══ RAW DATA ══

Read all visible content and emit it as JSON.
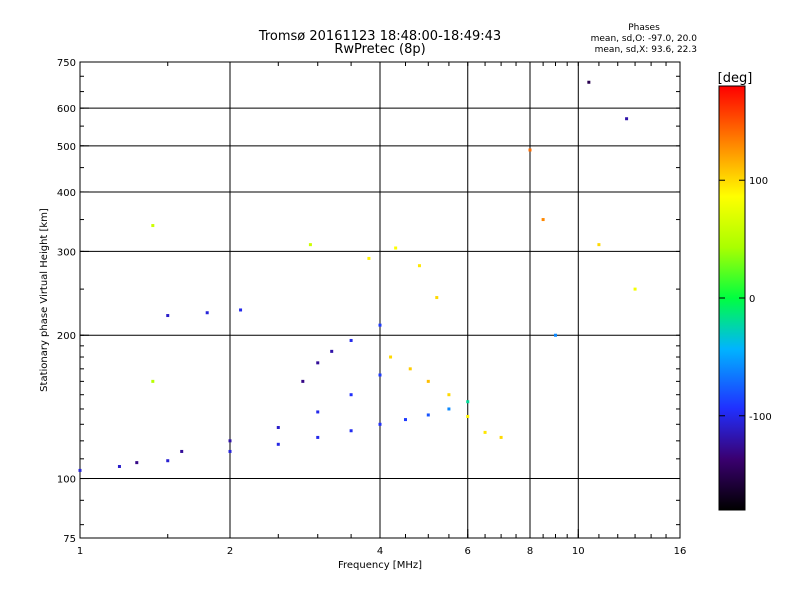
{
  "title_line1": "Tromsø 20161123 18:48:00-18:49:43",
  "title_line2": "RwPretec (8p)",
  "stats": {
    "heading": "Phases",
    "line_o": "mean, sd,O: -97.0, 20.0",
    "line_x": "mean, sd,X:  93.6, 22.3"
  },
  "colorbar": {
    "label": "[deg]",
    "ticks": [
      {
        "value": 100,
        "label": "100"
      },
      {
        "value": 0,
        "label": "0"
      },
      {
        "value": -100,
        "label": "-100"
      }
    ],
    "range": [
      -180,
      180
    ]
  },
  "chart_data": {
    "type": "scatter",
    "xlabel": "Frequency [MHz]",
    "ylabel": "Stationary phase Virtual Height [km]",
    "xscale": "log",
    "yscale": "log",
    "xlim": [
      1,
      16
    ],
    "ylim": [
      75,
      750
    ],
    "xticks": [
      {
        "v": 1,
        "label": "1"
      },
      {
        "v": 2,
        "label": "2"
      },
      {
        "v": 4,
        "label": "4"
      },
      {
        "v": 6,
        "label": "6"
      },
      {
        "v": 8,
        "label": "8"
      },
      {
        "v": 10,
        "label": "10"
      },
      {
        "v": 16,
        "label": "16"
      }
    ],
    "yticks": [
      {
        "v": 75,
        "label": "75"
      },
      {
        "v": 100,
        "label": "100"
      },
      {
        "v": 200,
        "label": "200"
      },
      {
        "v": 300,
        "label": "300"
      },
      {
        "v": 400,
        "label": "400"
      },
      {
        "v": 500,
        "label": "500"
      },
      {
        "v": 600,
        "label": "600"
      },
      {
        "v": 750,
        "label": "750"
      }
    ],
    "grid_x": [
      2,
      4,
      6,
      8,
      10
    ],
    "grid_y": [
      100,
      200,
      300,
      400,
      500,
      600
    ],
    "colormap": "rainbow phase, black (-180) to red (180)",
    "series": [
      {
        "values": [
          [
            1.0,
            104,
            -105
          ],
          [
            1.2,
            106,
            -110
          ],
          [
            1.5,
            109,
            -108
          ],
          [
            2.0,
            114,
            -105
          ],
          [
            2.5,
            118,
            -102
          ],
          [
            3.0,
            122,
            -100
          ],
          [
            3.5,
            126,
            -98
          ],
          [
            4.0,
            130,
            -95
          ],
          [
            4.5,
            133,
            -90
          ],
          [
            5.0,
            136,
            -80
          ],
          [
            5.5,
            140,
            -60
          ],
          [
            6.0,
            145,
            -20
          ]
        ]
      },
      {
        "values": [
          [
            1.3,
            108,
            -130
          ],
          [
            1.6,
            114,
            -125
          ],
          [
            2.0,
            120,
            -120
          ],
          [
            2.5,
            128,
            -110
          ],
          [
            3.0,
            138,
            -100
          ],
          [
            3.5,
            150,
            -95
          ],
          [
            4.0,
            165,
            -90
          ]
        ]
      },
      {
        "values": [
          [
            1.5,
            220,
            -110
          ],
          [
            1.8,
            223,
            -105
          ],
          [
            2.1,
            226,
            -100
          ]
        ]
      },
      {
        "values": [
          [
            2.8,
            160,
            -130
          ],
          [
            3.0,
            175,
            -125
          ],
          [
            3.2,
            185,
            -120
          ],
          [
            3.5,
            195,
            -100
          ],
          [
            4.0,
            210,
            -90
          ]
        ]
      },
      {
        "values": [
          [
            4.2,
            180,
            100
          ],
          [
            4.6,
            170,
            105
          ],
          [
            5.0,
            160,
            110
          ],
          [
            5.5,
            150,
            100
          ],
          [
            6.0,
            135,
            90
          ],
          [
            6.5,
            125,
            95
          ],
          [
            7.0,
            122,
            100
          ]
        ]
      },
      {
        "values": [
          [
            3.8,
            290,
            90
          ],
          [
            4.3,
            305,
            85
          ],
          [
            4.8,
            280,
            95
          ],
          [
            5.2,
            240,
            100
          ]
        ]
      },
      {
        "values": [
          [
            1.4,
            340,
            60
          ],
          [
            1.4,
            160,
            50
          ],
          [
            2.9,
            310,
            60
          ],
          [
            8.0,
            490,
            140
          ],
          [
            8.5,
            350,
            130
          ],
          [
            10.5,
            680,
            -150
          ],
          [
            12.5,
            570,
            -120
          ],
          [
            11.0,
            310,
            100
          ],
          [
            13.0,
            250,
            80
          ],
          [
            9.0,
            200,
            -60
          ]
        ]
      }
    ]
  }
}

═══

[OBJECTIVE]
Drop the pictures and reproduce the rest of the entries above exactly.

[FINISHED ANSWER]
Read all visible content and emit it as JSON.
{
  "title_line1": "Tromsø 20161123 18:48:00-18:49:43",
  "title_line2": "RwPretec (8p)",
  "stats": {
    "heading": "Phases",
    "line_o": "mean, sd,O: -97.0, 20.0",
    "line_x": "mean, sd,X:  93.6, 22.3"
  },
  "colorbar": {
    "label": "[deg]",
    "ticks": [
      {
        "value": 100,
        "label": "100"
      },
      {
        "value": 0,
        "label": "0"
      },
      {
        "value": -100,
        "label": "-100"
      }
    ],
    "range": [
      -180,
      180
    ]
  },
  "chart_data": {
    "type": "scatter",
    "xlabel": "Frequency [MHz]",
    "ylabel": "Stationary phase Virtual Height [km]",
    "xscale": "log",
    "yscale": "log",
    "xlim": [
      1,
      16
    ],
    "ylim": [
      75,
      750
    ],
    "xticks": [
      {
        "v": 1,
        "label": "1"
      },
      {
        "v": 2,
        "label": "2"
      },
      {
        "v": 4,
        "label": "4"
      },
      {
        "v": 6,
        "label": "6"
      },
      {
        "v": 8,
        "label": "8"
      },
      {
        "v": 10,
        "label": "10"
      },
      {
        "v": 16,
        "label": "16"
      }
    ],
    "yticks": [
      {
        "v": 75,
        "label": "75"
      },
      {
        "v": 100,
        "label": "100"
      },
      {
        "v": 200,
        "label": "200"
      },
      {
        "v": 300,
        "label": "300"
      },
      {
        "v": 400,
        "label": "400"
      },
      {
        "v": 500,
        "label": "500"
      },
      {
        "v": 600,
        "label": "600"
      },
      {
        "v": 750,
        "label": "750"
      }
    ],
    "grid_x": [
      2,
      4,
      6,
      8,
      10
    ],
    "grid_y": [
      100,
      200,
      300,
      400,
      500,
      600
    ],
    "colormap": "rainbow phase, black (-180) to red (180)",
    "series": [
      {
        "values": [
          [
            1.0,
            104,
            -105
          ],
          [
            1.2,
            106,
            -110
          ],
          [
            1.5,
            109,
            -108
          ],
          [
            2.0,
            114,
            -105
          ],
          [
            2.5,
            118,
            -102
          ],
          [
            3.0,
            122,
            -100
          ],
          [
            3.5,
            126,
            -98
          ],
          [
            4.0,
            130,
            -95
          ],
          [
            4.5,
            133,
            -90
          ],
          [
            5.0,
            136,
            -80
          ],
          [
            5.5,
            140,
            -60
          ],
          [
            6.0,
            145,
            -20
          ]
        ]
      },
      {
        "values": [
          [
            1.3,
            108,
            -130
          ],
          [
            1.6,
            114,
            -125
          ],
          [
            2.0,
            120,
            -120
          ],
          [
            2.5,
            128,
            -110
          ],
          [
            3.0,
            138,
            -100
          ],
          [
            3.5,
            150,
            -95
          ],
          [
            4.0,
            165,
            -90
          ]
        ]
      },
      {
        "values": [
          [
            1.5,
            220,
            -110
          ],
          [
            1.8,
            223,
            -105
          ],
          [
            2.1,
            226,
            -100
          ]
        ]
      },
      {
        "values": [
          [
            2.8,
            160,
            -130
          ],
          [
            3.0,
            175,
            -125
          ],
          [
            3.2,
            185,
            -120
          ],
          [
            3.5,
            195,
            -100
          ],
          [
            4.0,
            210,
            -90
          ]
        ]
      },
      {
        "values": [
          [
            4.2,
            180,
            100
          ],
          [
            4.6,
            170,
            105
          ],
          [
            5.0,
            160,
            110
          ],
          [
            5.5,
            150,
            100
          ],
          [
            6.0,
            135,
            90
          ],
          [
            6.5,
            125,
            95
          ],
          [
            7.0,
            122,
            100
          ]
        ]
      },
      {
        "values": [
          [
            3.8,
            290,
            90
          ],
          [
            4.3,
            305,
            85
          ],
          [
            4.8,
            280,
            95
          ],
          [
            5.2,
            240,
            100
          ]
        ]
      },
      {
        "values": [
          [
            1.4,
            340,
            60
          ],
          [
            1.4,
            160,
            50
          ],
          [
            2.9,
            310,
            60
          ],
          [
            8.0,
            490,
            140
          ],
          [
            8.5,
            350,
            130
          ],
          [
            10.5,
            680,
            -150
          ],
          [
            12.5,
            570,
            -120
          ],
          [
            11.0,
            310,
            100
          ],
          [
            13.0,
            250,
            80
          ],
          [
            9.0,
            200,
            -60
          ]
        ]
      }
    ]
  }
}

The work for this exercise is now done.